Aim of the exercise: Report the count of lines below that include "Training", without any other text.

Records about charts and figures:
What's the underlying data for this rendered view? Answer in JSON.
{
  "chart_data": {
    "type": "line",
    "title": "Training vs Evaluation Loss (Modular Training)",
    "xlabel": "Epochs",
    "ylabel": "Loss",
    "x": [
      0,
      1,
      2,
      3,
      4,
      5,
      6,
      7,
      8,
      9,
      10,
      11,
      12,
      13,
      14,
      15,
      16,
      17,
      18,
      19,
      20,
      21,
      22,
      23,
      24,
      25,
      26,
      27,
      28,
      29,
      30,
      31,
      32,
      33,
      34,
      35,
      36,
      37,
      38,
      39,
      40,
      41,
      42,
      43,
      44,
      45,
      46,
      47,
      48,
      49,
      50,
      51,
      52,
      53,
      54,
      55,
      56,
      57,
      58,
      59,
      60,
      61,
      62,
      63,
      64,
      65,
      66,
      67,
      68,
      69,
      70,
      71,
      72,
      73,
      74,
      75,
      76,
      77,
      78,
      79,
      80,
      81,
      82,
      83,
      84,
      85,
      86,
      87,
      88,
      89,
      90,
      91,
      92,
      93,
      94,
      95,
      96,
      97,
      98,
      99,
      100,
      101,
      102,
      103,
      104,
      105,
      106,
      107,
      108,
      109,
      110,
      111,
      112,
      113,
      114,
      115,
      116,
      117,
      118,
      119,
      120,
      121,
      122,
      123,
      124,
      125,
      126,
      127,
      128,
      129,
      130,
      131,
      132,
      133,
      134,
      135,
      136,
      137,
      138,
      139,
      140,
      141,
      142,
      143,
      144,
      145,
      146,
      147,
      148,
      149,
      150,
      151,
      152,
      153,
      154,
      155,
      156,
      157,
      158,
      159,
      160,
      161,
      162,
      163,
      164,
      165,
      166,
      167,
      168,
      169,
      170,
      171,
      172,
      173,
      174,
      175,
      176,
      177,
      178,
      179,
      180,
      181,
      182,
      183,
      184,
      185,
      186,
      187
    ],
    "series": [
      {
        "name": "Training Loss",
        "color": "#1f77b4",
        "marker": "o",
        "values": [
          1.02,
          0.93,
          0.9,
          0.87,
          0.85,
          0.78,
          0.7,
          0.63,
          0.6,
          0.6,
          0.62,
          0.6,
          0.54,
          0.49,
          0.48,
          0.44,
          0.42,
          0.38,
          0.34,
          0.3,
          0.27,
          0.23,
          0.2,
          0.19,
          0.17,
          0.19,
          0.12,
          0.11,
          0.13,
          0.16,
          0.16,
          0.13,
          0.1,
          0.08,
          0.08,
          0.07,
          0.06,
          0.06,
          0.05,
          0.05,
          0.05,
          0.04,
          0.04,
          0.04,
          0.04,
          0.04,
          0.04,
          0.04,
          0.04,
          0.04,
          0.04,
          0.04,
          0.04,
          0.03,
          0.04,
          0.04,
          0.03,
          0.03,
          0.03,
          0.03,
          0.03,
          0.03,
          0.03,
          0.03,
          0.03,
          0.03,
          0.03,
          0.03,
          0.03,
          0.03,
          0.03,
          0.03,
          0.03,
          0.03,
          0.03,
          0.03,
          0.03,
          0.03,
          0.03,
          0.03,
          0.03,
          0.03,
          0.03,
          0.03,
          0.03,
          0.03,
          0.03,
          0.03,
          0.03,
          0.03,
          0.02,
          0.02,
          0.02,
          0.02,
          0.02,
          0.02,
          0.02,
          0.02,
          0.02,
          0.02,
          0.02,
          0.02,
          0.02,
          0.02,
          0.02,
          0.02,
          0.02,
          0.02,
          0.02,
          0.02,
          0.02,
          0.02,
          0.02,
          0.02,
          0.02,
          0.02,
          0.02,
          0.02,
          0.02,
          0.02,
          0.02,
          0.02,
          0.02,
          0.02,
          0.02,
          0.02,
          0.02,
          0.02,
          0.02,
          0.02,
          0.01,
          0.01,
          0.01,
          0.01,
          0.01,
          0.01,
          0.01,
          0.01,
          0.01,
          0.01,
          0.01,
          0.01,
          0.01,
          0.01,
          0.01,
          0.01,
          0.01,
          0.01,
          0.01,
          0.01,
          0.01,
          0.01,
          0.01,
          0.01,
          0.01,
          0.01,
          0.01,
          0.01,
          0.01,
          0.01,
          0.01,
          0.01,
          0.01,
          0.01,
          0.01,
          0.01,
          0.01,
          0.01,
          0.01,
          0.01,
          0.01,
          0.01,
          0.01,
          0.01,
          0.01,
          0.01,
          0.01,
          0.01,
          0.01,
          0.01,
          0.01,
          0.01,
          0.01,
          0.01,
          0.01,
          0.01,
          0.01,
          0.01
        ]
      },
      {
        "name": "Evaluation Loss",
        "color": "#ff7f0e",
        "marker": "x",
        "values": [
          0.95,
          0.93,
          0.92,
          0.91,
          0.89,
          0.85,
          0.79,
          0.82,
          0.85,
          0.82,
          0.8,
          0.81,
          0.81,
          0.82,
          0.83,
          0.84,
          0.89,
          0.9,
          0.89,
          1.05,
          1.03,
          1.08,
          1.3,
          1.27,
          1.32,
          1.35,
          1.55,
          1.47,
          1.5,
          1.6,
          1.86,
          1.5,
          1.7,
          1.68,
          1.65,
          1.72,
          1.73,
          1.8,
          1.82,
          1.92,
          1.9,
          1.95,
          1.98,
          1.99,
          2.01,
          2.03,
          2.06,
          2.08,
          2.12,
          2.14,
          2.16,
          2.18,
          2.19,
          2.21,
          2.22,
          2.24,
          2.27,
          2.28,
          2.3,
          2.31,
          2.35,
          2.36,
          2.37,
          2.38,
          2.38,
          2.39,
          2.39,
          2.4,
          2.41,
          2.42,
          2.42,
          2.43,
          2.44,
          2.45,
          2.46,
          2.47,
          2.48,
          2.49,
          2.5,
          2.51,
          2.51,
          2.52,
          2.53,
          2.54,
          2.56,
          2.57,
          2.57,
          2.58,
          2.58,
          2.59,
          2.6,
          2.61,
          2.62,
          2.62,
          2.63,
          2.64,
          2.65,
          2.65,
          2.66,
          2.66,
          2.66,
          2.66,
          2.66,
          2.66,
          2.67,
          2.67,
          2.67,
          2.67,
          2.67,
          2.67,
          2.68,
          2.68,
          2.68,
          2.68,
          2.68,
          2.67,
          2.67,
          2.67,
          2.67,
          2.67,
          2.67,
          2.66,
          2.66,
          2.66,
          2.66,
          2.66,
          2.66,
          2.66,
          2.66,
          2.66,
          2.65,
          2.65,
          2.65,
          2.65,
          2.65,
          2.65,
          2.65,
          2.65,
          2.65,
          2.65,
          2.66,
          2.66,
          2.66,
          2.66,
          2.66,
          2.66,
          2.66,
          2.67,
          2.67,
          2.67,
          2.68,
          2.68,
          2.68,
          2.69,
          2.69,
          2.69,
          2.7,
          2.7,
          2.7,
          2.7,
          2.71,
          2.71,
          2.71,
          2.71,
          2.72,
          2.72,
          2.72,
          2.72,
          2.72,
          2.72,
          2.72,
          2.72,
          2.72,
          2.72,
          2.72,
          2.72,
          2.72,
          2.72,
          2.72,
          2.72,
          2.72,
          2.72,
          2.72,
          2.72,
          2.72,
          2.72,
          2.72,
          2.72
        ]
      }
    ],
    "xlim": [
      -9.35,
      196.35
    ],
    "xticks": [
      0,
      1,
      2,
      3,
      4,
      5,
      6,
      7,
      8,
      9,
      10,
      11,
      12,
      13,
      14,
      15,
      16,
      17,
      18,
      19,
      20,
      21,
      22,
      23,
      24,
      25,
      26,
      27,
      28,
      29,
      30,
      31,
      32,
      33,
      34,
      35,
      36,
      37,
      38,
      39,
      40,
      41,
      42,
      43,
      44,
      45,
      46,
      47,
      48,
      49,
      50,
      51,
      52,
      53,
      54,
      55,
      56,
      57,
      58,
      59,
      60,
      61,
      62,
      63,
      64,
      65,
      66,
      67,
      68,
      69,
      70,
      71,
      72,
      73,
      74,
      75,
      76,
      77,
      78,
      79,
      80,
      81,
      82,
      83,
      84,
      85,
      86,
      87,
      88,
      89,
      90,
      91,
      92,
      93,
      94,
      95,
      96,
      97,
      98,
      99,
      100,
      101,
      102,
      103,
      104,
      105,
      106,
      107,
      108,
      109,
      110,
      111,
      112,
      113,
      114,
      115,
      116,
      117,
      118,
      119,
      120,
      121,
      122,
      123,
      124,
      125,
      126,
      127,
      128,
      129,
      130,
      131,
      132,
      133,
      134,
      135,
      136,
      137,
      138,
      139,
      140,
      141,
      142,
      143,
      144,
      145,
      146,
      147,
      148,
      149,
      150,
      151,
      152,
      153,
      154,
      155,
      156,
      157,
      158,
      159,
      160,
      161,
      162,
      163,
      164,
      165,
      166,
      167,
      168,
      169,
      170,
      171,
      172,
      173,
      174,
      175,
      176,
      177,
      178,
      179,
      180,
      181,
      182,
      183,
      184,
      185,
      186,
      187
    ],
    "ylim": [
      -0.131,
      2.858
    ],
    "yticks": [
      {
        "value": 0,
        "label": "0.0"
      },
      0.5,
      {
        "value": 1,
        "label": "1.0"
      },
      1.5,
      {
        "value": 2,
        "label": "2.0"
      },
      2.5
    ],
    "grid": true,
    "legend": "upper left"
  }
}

Correct output: 2